Problem to solve:
The records below need retyping in full; give them again exactly.

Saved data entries

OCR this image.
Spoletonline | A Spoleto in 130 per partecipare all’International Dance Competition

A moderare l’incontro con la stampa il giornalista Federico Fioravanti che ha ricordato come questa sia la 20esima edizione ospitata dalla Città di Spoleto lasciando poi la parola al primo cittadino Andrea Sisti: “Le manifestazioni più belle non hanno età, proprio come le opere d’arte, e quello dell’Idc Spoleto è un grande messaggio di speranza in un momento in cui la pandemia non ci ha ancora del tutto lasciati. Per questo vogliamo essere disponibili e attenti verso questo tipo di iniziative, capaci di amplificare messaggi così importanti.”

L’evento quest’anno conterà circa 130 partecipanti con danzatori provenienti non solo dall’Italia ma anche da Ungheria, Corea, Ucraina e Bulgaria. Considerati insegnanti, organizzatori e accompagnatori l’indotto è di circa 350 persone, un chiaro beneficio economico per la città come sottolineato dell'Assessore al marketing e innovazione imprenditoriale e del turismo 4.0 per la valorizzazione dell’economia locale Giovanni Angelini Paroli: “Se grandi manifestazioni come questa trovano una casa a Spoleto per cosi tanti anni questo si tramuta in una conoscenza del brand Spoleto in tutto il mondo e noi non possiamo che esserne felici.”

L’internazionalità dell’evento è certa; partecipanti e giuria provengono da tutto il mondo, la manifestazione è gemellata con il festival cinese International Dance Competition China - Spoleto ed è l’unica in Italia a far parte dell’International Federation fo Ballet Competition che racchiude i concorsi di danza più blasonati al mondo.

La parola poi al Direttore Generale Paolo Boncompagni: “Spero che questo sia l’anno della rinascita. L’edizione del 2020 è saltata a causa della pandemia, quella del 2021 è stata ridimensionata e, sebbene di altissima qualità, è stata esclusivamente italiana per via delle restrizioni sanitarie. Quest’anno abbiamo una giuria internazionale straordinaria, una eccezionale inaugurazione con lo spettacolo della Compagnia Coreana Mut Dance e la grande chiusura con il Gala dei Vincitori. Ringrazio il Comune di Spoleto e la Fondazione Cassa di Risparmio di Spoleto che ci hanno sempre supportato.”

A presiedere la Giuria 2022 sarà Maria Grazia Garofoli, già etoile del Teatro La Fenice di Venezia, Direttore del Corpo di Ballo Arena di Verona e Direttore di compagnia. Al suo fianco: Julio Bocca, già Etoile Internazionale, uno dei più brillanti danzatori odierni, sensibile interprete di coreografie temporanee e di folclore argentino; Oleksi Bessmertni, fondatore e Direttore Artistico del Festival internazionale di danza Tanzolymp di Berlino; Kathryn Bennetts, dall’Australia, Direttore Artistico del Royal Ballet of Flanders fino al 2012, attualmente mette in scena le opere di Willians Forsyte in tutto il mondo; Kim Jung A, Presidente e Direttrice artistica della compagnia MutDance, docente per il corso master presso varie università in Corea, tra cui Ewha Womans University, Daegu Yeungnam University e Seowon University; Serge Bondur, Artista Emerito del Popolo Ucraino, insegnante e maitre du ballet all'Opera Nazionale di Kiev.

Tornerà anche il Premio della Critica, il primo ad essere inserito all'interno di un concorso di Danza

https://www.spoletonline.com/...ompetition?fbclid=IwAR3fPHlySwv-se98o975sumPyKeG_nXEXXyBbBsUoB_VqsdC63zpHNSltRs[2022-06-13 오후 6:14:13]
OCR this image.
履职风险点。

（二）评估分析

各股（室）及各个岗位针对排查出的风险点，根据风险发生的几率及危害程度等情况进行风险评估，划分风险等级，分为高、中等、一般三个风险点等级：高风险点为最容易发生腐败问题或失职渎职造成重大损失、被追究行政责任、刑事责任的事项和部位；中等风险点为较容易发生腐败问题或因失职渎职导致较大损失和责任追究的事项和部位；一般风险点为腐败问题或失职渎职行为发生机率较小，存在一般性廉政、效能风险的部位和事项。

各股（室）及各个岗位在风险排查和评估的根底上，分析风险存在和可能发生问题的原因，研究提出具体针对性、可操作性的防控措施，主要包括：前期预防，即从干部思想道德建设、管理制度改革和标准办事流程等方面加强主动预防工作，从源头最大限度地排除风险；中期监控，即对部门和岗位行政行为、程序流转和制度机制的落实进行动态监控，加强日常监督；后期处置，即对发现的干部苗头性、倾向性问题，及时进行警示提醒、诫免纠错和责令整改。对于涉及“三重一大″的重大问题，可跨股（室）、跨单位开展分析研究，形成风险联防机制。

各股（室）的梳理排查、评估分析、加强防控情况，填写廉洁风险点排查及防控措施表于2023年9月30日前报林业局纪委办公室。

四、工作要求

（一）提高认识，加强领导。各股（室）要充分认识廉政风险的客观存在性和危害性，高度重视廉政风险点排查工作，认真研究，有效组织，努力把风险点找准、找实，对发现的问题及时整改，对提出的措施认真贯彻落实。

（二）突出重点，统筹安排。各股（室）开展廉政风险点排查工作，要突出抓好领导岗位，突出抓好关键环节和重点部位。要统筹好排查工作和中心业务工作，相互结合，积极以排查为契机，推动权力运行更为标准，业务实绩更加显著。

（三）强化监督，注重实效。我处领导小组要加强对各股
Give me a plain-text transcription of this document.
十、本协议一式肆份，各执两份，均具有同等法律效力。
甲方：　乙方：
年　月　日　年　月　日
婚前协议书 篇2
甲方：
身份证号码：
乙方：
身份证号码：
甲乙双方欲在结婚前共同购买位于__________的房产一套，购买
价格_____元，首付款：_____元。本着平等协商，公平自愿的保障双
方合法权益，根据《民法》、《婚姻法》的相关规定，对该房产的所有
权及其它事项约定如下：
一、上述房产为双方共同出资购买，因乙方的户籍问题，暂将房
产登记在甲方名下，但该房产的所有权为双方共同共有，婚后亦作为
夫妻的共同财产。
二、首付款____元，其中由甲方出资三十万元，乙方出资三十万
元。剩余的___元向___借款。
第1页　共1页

Answer for this exercise:
OCR this image.
Spoletonline | A Spoleto in 130 per partecipare all’International Dance Competition

A moderare l’incontro con la stampa il giornalista Federico Fioravanti che ha ricordato come questa sia la 20esima edizione ospitata dalla Città di Spoleto lasciando poi la parola al primo cittadino Andrea Sisti: “Le manifestazioni più belle non hanno età, proprio come le opere d’arte, e quello dell’Idc Spoleto è un grande messaggio di speranza in un momento in cui la pandemia non ci ha ancora del tutto lasciati. Per questo vogliamo essere disponibili e attenti verso questo tipo di iniziative, capaci di amplificare messaggi così importanti.”

L’evento quest’anno conterà circa 130 partecipanti con danzatori provenienti non solo dall’Italia ma anche da Ungheria, Corea, Ucraina e Bulgaria. Considerati insegnanti, organizzatori e accompagnatori l’indotto è di circa 350 persone, un chiaro beneficio economico per la città come sottolineato dell'Assessore al marketing e innovazione imprenditoriale e del turismo 4.0 per la valorizzazione dell’economia locale Giovanni Angelini Paroli: “Se grandi manifestazioni come questa trovano una casa a Spoleto per cosi tanti anni questo si tramuta in una conoscenza del brand Spoleto in tutto il mondo e noi non possiamo che esserne felici.”

L’internazionalità dell’evento è certa; partecipanti e giuria provengono da tutto il mondo, la manifestazione è gemellata con il festival cinese International Dance Competition China - Spoleto ed è l’unica in Italia a far parte dell’International Federation fo Ballet Competition che racchiude i concorsi di danza più blasonati al mondo.

La parola poi al Direttore Generale Paolo Boncompagni: “Spero che questo sia l’anno della rinascita. L’edizione del 2020 è saltata a causa della pandemia, quella del 2021 è stata ridimensionata e, sebbene di altissima qualità, è stata esclusivamente italiana per via delle restrizioni sanitarie. Quest’anno abbiamo una giuria internazionale straordinaria, una eccezionale inaugurazione con lo spettacolo della Compagnia Coreana Mut Dance e la grande chiusura con il Gala dei Vincitori. Ringrazio il Comune di Spoleto e la Fondazione Cassa di Risparmio di Spoleto che ci hanno sempre supportato.”

A presiedere la Giuria 2022 sarà Maria Grazia Garofoli, già etoile del Teatro La Fenice di Venezia, Direttore del Corpo di Ballo Arena di Verona e Direttore di compagnia. Al suo fianco: Julio Bocca, già Etoile Internazionale, uno dei più brillanti danzatori odierni, sensibile interprete di coreografie temporanee e di folclore argentino; Oleksi Bessmertni, fondatore e Direttore Artistico del Festival internazionale di danza Tanzolymp di Berlino; Kathryn Bennetts, dall’Australia, Direttore Artistico del Royal Ballet of Flanders fino al 2012, attualmente mette in scena le opere di Willians Forsyte in tutto il mondo; Kim Jung A, Presidente e Direttrice artistica della compagnia MutDance, docente per il corso master presso varie università in Corea, tra cui Ewha Womans University, Daegu Yeungnam University e Seowon University; Serge Bondur, Artista Emerito del Popolo Ucraino, insegnante e maitre du ballet all'Opera Nazionale di Kiev.

Tornerà anche il Premio della Critica, il primo ad essere inserito all'interno di un concorso di Danza

https://www.spoletonline.com/...ompetition?fbclid=IwAR3fPHlySwv-se98o975sumPyKeG_nXEXXyBbBsUoB_VqsdC63zpHNSltRs[2022-06-13 오후 6:14:13]
OCR this image.
履职风险点。

（二）评估分析

各股（室）及各个岗位针对排查出的风险点，根据风险发生的几率及危害程度等情况进行风险评估，划分风险等级，分为高、中等、一般三个风险点等级：高风险点为最容易发生腐败问题或失职渎职造成重大损失、被追究行政责任、刑事责任的事项和部位；中等风险点为较容易发生腐败问题或因失职渎职导致较大损失和责任追究的事项和部位；一般风险点为腐败问题或失职渎职行为发生机率较小，存在一般性廉政、效能风险的部位和事项。

各股（室）及各个岗位在风险排查和评估的根底上，分析风险存在和可能发生问题的原因，研究提出具体针对性、可操作性的防控措施，主要包括：前期预防，即从干部思想道德建设、管理制度改革和标准办事流程等方面加强主动预防工作，从源头最大限度地排除风险；中期监控，即对部门和岗位行政行为、程序流转和制度机制的落实进行动态监控，加强日常监督；后期处置，即对发现的干部苗头性、倾向性问题，及时进行警示提醒、诫免纠错和责令整改。对于涉及“三重一大″的重大问题，可跨股（室）、跨单位开展分析研究，形成风险联防机制。

各股（室）的梳理排查、评估分析、加强防控情况，填写廉洁风险点排查及防控措施表于2023年9月30日前报林业局纪委办公室。

四、工作要求

（一）提高认识，加强领导。各股（室）要充分认识廉政风险的客观存在性和危害性，高度重视廉政风险点排查工作，认真研究，有效组织，努力把风险点找准、找实，对发现的问题及时整改，对提出的措施认真贯彻落实。

（二）突出重点，统筹安排。各股（室）开展廉政风险点排查工作，要突出抓好领导岗位，突出抓好关键环节和重点部位。要统筹好排查工作和中心业务工作，相互结合，积极以排查为契机，推动权力运行更为标准，业务实绩更加显著。

（三）强化监督，注重实效。我处领导小组要加强对各股
Give me a plain-text transcription of this document.
十、本协议一式肆份，各执两份，均具有同等法律效力。
甲方：　乙方：
年　月　日　年　月　日
婚前协议书 篇2
甲方：
身份证号码：
乙方：
身份证号码：
甲乙双方欲在结婚前共同购买位于__________的房产一套，购买
价格_____元，首付款：_____元。本着平等协商，公平自愿的保障双
方合法权益，根据《民法》、《婚姻法》的相关规定，对该房产的所有
权及其它事项约定如下：
一、上述房产为双方共同出资购买，因乙方的户籍问题，暂将房
产登记在甲方名下，但该房产的所有权为双方共同共有，婚后亦作为
夫妻的共同财产。
二、首付款____元，其中由甲方出资三十万元，乙方出资三十万
元。剩余的___元向___借款。
第1页　共1页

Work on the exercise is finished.